**What the task asks:**
Pull every line containing "wife" from the entries.
** START OF Extracted information **
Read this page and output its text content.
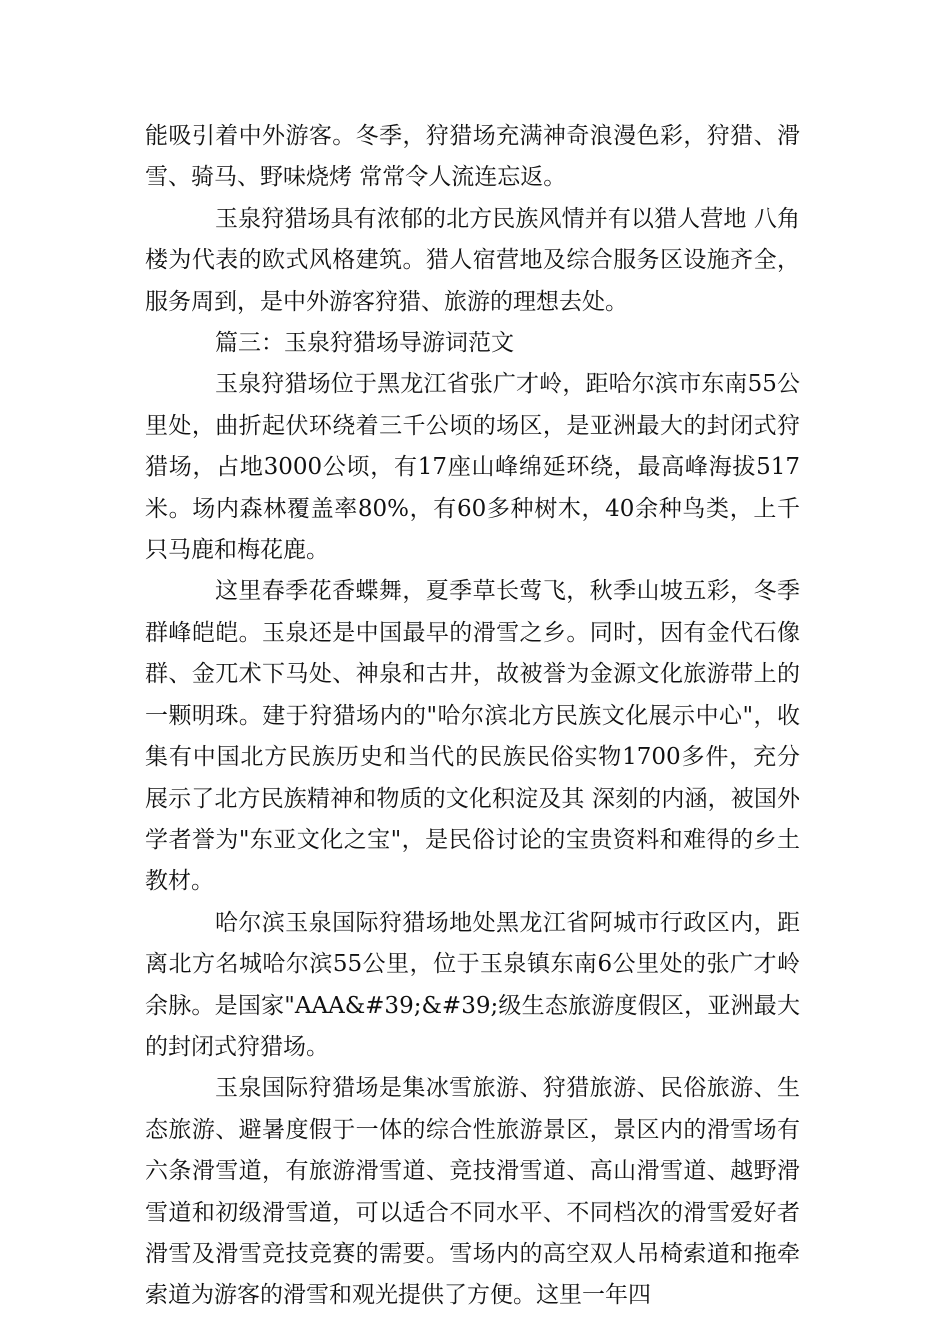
能吸引着中外游客。冬季，狩猎场充满神奇浪漫色彩，狩猎、滑雪、骑马、野味烧烤 常常令人流连忘返。

玉泉狩猎场具有浓郁的北方民族风情并有以猎人营地 八角楼为代表的欧式风格建筑。猎人宿营地及综合服务区设施齐全，服务周到，是中外游客狩猎、旅游的理想去处。

篇三：玉泉狩猎场导游词范文

玉泉狩猎场位于黑龙江省张广才岭，距哈尔滨市东南55公里处，曲折起伏环绕着三千公顷的场区，是亚洲最大的封闭式狩猎场，占地3000公顷，有17座山峰绵延环绕，最高峰海拔517米。场内森林覆盖率80%，有60多种树木，40余种鸟类，上千只马鹿和梅花鹿。

这里春季花香蝶舞，夏季草长莺飞，秋季山坡五彩，冬季群峰皑皑。玉泉还是中国最早的滑雪之乡。同时，因有金代石像群、金兀术下马处、神泉和古井，故被誉为金源文化旅游带上的一颗明珠。建于狩猎场内的"哈尔滨北方民族文化展示中心"，收集有中国北方民族历史和当代的民族民俗实物1700多件，充分展示了北方民族精神和物质的文化积淀及其 深刻的内涵，被国外学者誉为"东亚文化之宝"，是民俗讨论的宝贵资料和难得的乡土教材。

哈尔滨玉泉国际狩猎场地处黑龙江省阿城市行政区内，距离北方名城哈尔滨55公里，位于玉泉镇东南6公里处的张广才岭余脉。是国家"AAA&#39;&#39;级生态旅游度假区，亚洲最大的封闭式狩猎场。

玉泉国际狩猎场是集冰雪旅游、狩猎旅游、民俗旅游、生态旅游、避暑度假于一体的综合性旅游景区，景区内的滑雪场有六条滑雪道，有旅游滑雪道、竞技滑雪道、高山滑雪道、越野滑雪道和初级滑雪道，可以适合不同水平、不同档次的滑雪爱好者滑雪及滑雪竞技竞赛的需要。雪场内的高空双人吊椅索道和拖牵索道为游客的滑雪和观光提供了方便。这里一年四
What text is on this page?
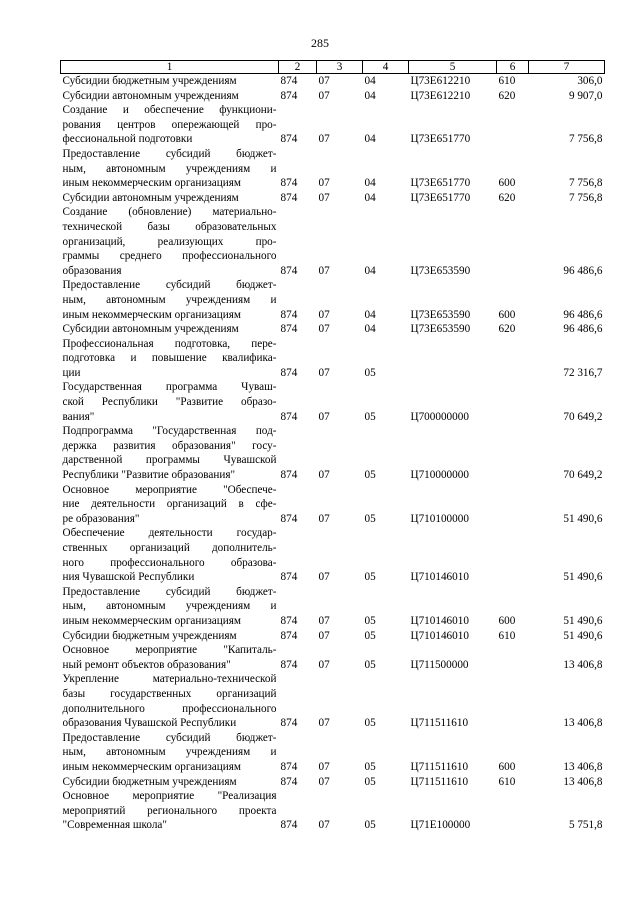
285
1	2	3	4	5	6	7

Субсидии бюджетным учреждениям	874	07	04	Ц73Е612210	610	306,0

Субсидии автономным учреждениям	874	07	04	Ц73Е612210	620	9 907,0

Создание и обеспечение функциони-
рования центров опережающей про-
фессиональной подготовки	874	07	04	Ц73Е651770		7 756,8

Предоставление субсидий бюджет-
ным, автономным учреждениям и
иным некоммерческим организациям	874	07	04	Ц73Е651770	600	7 756,8

Субсидии автономным учреждениям	874	07	04	Ц73Е651770	620	7 756,8

Создание (обновление) материально-
технической базы образовательных
организаций, реализующих про-
граммы среднего профессионального
образования	874	07	04	Ц73Е653590		96 486,6

Предоставление субсидий бюджет-
ным, автономным учреждениям и
иным некоммерческим организациям	874	07	04	Ц73Е653590	600	96 486,6

Субсидии автономным учреждениям	874	07	04	Ц73Е653590	620	96 486,6

Профессиональная подготовка, пере-
подготовка и повышение квалифика-
ции	874	07	05			72 316,7

Государственная программа Чуваш-
ской Республики "Развитие образо-
вания"	874	07	05	Ц700000000		70 649,2

Подпрограмма "Государственная под-
держка развития образования" госу-
дарственной программы Чувашской
Республики "Развитие образования"	874	07	05	Ц710000000		70 649,2

Основное мероприятие "Обеспече-
ние деятельности организаций в сфе-
ре образования"	874	07	05	Ц710100000		51 490,6

Обеспечение деятельности государ-
ственных организаций дополнитель-
ного профессионального образова-
ния Чувашской Республики	874	07	05	Ц710146010		51 490,6

Предоставление субсидий бюджет-
ным, автономным учреждениям и
иным некоммерческим организациям	874	07	05	Ц710146010	600	51 490,6

Субсидии бюджетным учреждениям	874	07	05	Ц710146010	610	51 490,6

Основное мероприятие "Капиталь-
ный ремонт объектов образования"	874	07	05	Ц711500000		13 406,8

Укрепление материально-технической
базы государственных организаций
дополнительного профессионального
образования Чувашской Республики	874	07	05	Ц711511610		13 406,8

Предоставление субсидий бюджет-
ным, автономным учреждениям и
иным некоммерческим организациям	874	07	05	Ц711511610	600	13 406,8

Субсидии бюджетным учреждениям	874	07	05	Ц711511610	610	13 406,8

Основное мероприятие "Реализация
мероприятий регионального проекта
"Современная школа"	874	07	05	Ц71Е100000		5 751,8
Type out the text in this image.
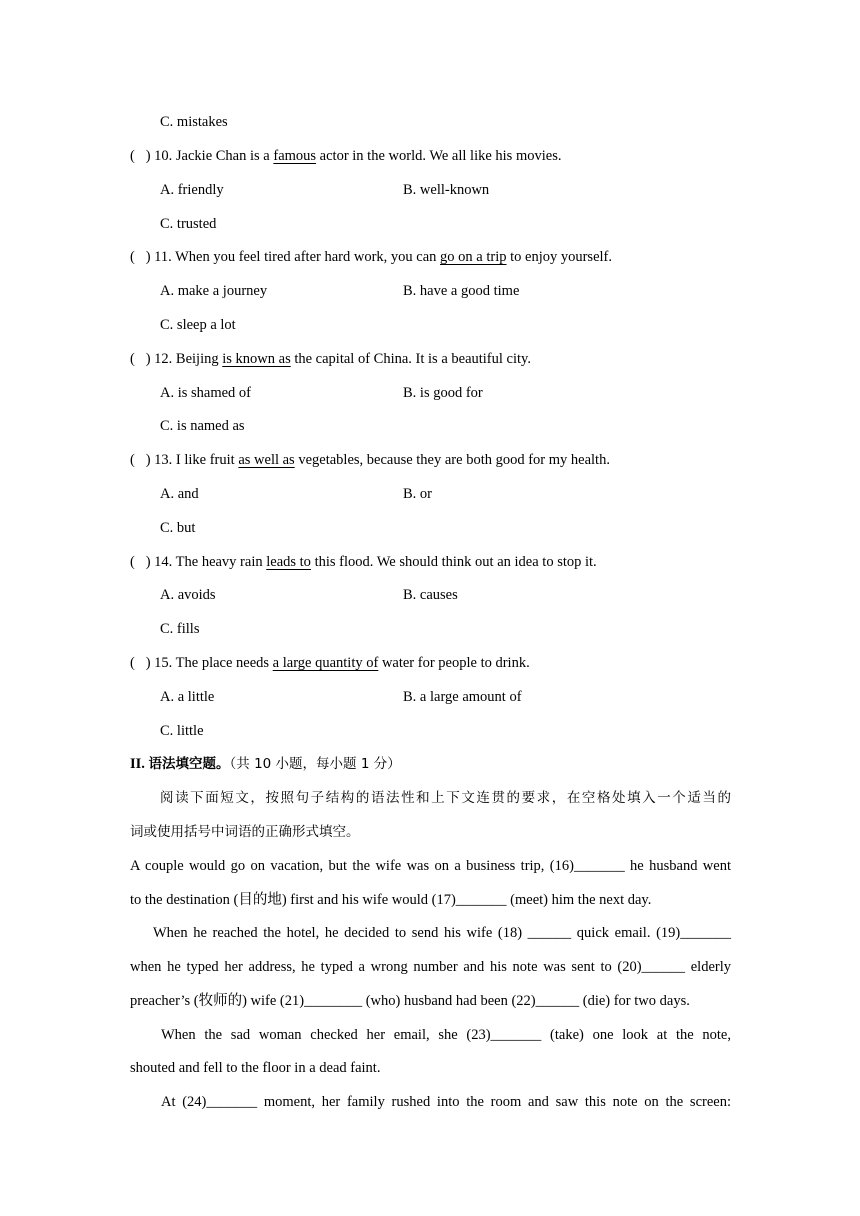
C. mistakes
(   ) 10. Jackie Chan is a famous actor in the world. We all like his movies.
A. friendly	B. well-known
C. trusted
(   ) 11. When you feel tired after hard work, you can go on a trip to enjoy yourself.
A. make a journey	B. have a good time
C. sleep a lot
(   ) 12. Beijing is known as the capital of China. It is a beautiful city.
A. is shamed of	B. is good for
C. is named as
(   ) 13. I like fruit as well as vegetables, because they are both good for my health.
A. and	B. or
C. but
(   ) 14. The heavy rain leads to this flood. We should think out an idea to stop it.
A. avoids	B. causes
C. fills
(   ) 15. The place needs a large quantity of water for people to drink.
A. a little	B. a large amount of
C. little
II. 语法填空题。（共 10 小题，每小题 1 分）
阅读下面短文，按照句子结构的语法性和上下文连贯的要求，在空格处填入一个适当的
词或使用括号中词语的正确形式填空。
A couple would go on vacation, but the wife was on a business trip, (16)_______ he husband went
to the destination (目的地) first and his wife would (17)_______ (meet) him the next day.
When he reached the hotel, he decided to send his wife (18) ______ quick email. (19)_______
when he typed her address, he typed a wrong number and his note was sent to (20)______ elderly
preacher’s (牧师的) wife (21)________ (who) husband had been (22)______ (die) for two days.
When the sad woman checked her email, she (23)_______ (take) one look at the note,
shouted and fell to the floor in a dead faint.
At (24)_______ moment, her family rushed into the room and saw this note on the screen:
** END OF Extracted information **
**Expected output:**
A couple would go on vacation, but the wife was on a business trip, (16)_______ he husband went
to the destination (目的地) first and his wife would (17)_______ (meet) him the next day.
When he reached the hotel, he decided to send his wife (18) ______ quick email. (19)_______
preacher’s (牧师的) wife (21)________ (who) husband had been (22)______ (die) for two days.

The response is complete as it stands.